● **What the task asks**
Your reply should be one number: the count of lines holding the word "means".

● **Data in this exercise**
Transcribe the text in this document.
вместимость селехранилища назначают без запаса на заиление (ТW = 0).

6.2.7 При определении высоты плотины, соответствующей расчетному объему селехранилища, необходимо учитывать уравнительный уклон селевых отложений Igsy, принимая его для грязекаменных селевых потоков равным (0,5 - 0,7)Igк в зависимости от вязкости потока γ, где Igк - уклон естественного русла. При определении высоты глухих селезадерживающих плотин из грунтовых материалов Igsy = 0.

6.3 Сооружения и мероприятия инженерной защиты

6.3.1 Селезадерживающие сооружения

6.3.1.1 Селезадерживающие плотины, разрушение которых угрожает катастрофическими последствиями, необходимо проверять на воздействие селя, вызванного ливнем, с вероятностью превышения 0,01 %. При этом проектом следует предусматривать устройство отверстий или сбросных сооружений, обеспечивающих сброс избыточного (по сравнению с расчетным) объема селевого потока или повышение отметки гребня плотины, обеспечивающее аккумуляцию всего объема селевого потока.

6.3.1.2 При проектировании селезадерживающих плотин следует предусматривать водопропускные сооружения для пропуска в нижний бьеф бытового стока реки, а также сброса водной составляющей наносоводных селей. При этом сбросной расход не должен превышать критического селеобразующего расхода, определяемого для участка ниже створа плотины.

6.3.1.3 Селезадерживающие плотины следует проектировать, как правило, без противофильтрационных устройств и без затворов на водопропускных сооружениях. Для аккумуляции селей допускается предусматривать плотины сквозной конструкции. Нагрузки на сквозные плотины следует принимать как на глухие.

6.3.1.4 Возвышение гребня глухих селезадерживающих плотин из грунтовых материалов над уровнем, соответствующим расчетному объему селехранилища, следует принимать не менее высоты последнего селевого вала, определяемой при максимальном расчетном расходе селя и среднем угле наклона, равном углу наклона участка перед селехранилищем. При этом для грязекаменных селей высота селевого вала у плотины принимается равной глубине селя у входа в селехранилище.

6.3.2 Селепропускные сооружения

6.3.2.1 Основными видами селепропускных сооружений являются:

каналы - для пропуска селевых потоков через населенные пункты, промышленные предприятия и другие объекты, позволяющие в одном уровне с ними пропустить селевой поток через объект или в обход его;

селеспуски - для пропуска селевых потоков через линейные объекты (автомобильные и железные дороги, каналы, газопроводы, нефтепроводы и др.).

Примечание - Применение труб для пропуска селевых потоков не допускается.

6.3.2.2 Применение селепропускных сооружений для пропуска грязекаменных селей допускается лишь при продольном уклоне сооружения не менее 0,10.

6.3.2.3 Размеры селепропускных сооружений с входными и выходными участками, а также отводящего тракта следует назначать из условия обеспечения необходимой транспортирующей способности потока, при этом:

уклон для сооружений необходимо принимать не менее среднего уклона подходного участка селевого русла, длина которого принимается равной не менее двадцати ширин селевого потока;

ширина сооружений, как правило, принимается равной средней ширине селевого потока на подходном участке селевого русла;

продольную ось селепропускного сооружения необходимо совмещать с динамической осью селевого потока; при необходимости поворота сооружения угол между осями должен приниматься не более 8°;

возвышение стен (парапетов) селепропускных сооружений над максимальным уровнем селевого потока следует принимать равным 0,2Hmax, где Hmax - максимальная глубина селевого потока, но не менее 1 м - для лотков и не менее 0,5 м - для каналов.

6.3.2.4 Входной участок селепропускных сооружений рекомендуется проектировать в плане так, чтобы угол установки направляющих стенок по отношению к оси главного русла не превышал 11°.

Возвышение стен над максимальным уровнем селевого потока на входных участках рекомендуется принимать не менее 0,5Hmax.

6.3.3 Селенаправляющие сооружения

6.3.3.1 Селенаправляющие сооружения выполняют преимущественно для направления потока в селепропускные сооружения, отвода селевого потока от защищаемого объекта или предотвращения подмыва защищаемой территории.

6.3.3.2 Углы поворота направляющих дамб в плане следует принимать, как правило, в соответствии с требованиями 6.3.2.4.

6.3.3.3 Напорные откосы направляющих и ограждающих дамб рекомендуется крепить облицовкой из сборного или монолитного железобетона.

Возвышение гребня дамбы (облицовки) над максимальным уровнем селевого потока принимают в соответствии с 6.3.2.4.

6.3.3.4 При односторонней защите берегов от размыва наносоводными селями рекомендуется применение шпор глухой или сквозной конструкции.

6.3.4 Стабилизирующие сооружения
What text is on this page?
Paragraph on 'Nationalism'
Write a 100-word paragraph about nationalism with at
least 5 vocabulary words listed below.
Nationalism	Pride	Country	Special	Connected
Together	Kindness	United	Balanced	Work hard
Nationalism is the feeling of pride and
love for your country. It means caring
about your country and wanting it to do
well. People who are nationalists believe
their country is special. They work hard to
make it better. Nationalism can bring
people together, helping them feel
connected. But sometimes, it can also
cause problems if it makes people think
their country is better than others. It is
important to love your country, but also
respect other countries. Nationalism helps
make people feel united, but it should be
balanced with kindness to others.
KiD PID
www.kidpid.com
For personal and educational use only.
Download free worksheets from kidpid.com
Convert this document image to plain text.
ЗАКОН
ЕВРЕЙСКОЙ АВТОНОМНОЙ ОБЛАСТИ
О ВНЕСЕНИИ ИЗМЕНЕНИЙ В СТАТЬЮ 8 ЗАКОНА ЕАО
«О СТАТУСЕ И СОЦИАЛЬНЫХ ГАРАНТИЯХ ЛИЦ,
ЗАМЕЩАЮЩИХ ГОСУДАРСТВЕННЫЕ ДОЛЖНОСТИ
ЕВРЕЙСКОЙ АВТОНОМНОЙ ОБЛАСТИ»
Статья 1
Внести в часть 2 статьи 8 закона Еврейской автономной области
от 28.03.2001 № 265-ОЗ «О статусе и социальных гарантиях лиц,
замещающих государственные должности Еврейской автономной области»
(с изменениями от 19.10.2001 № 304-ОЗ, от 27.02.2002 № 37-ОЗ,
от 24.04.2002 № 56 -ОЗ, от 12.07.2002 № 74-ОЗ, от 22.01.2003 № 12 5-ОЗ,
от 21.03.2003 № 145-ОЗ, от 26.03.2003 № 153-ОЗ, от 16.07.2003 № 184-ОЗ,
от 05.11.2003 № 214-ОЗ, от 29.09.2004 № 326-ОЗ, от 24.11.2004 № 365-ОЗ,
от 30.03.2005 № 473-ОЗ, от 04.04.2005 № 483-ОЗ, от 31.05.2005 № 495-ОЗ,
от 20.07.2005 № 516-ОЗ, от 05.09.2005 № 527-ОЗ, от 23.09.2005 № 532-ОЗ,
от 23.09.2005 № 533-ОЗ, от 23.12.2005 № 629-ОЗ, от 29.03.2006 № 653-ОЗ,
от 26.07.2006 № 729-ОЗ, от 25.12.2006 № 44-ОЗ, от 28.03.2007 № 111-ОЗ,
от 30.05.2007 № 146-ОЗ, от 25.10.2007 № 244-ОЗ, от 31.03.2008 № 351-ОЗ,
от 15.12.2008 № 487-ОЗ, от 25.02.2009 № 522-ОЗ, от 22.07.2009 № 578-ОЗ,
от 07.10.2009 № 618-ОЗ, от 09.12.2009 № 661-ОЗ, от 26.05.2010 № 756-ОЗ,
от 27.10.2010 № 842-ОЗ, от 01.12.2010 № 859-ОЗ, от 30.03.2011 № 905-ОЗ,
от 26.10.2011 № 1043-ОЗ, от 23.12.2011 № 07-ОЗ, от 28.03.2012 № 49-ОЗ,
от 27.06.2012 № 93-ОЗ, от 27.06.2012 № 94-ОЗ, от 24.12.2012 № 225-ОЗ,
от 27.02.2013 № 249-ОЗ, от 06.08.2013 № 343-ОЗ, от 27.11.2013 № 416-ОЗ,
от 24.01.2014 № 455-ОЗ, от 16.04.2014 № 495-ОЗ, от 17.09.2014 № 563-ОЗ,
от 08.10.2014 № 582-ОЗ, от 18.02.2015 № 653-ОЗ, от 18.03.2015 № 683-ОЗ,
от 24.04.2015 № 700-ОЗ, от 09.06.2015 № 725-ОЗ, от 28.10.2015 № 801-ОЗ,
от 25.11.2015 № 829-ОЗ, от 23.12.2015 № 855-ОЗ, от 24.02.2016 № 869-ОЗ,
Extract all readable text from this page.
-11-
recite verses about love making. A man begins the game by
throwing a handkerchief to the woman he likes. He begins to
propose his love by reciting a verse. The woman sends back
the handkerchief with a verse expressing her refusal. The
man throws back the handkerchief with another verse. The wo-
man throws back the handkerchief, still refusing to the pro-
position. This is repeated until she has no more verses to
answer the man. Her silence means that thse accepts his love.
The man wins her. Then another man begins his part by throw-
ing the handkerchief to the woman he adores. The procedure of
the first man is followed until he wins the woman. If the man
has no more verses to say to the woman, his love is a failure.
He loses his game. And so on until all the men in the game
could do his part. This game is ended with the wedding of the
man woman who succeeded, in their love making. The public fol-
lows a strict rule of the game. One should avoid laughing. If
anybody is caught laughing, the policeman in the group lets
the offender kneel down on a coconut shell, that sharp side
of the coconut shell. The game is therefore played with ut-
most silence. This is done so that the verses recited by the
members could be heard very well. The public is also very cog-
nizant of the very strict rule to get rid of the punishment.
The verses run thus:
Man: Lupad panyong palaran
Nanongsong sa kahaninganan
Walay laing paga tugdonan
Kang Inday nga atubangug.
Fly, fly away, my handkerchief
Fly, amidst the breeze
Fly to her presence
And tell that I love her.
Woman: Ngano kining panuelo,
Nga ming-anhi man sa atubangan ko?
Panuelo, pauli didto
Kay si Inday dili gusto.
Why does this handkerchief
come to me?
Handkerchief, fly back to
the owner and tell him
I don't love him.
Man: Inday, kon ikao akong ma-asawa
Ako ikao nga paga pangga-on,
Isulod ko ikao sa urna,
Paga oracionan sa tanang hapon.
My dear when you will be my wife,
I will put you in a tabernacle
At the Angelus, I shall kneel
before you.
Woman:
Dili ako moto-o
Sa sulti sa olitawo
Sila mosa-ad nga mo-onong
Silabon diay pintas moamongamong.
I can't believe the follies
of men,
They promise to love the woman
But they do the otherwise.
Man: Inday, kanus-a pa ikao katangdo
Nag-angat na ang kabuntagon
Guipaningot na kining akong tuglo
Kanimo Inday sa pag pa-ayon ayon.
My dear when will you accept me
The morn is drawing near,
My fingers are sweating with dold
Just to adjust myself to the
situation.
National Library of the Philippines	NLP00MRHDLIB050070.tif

● **Task answer**
2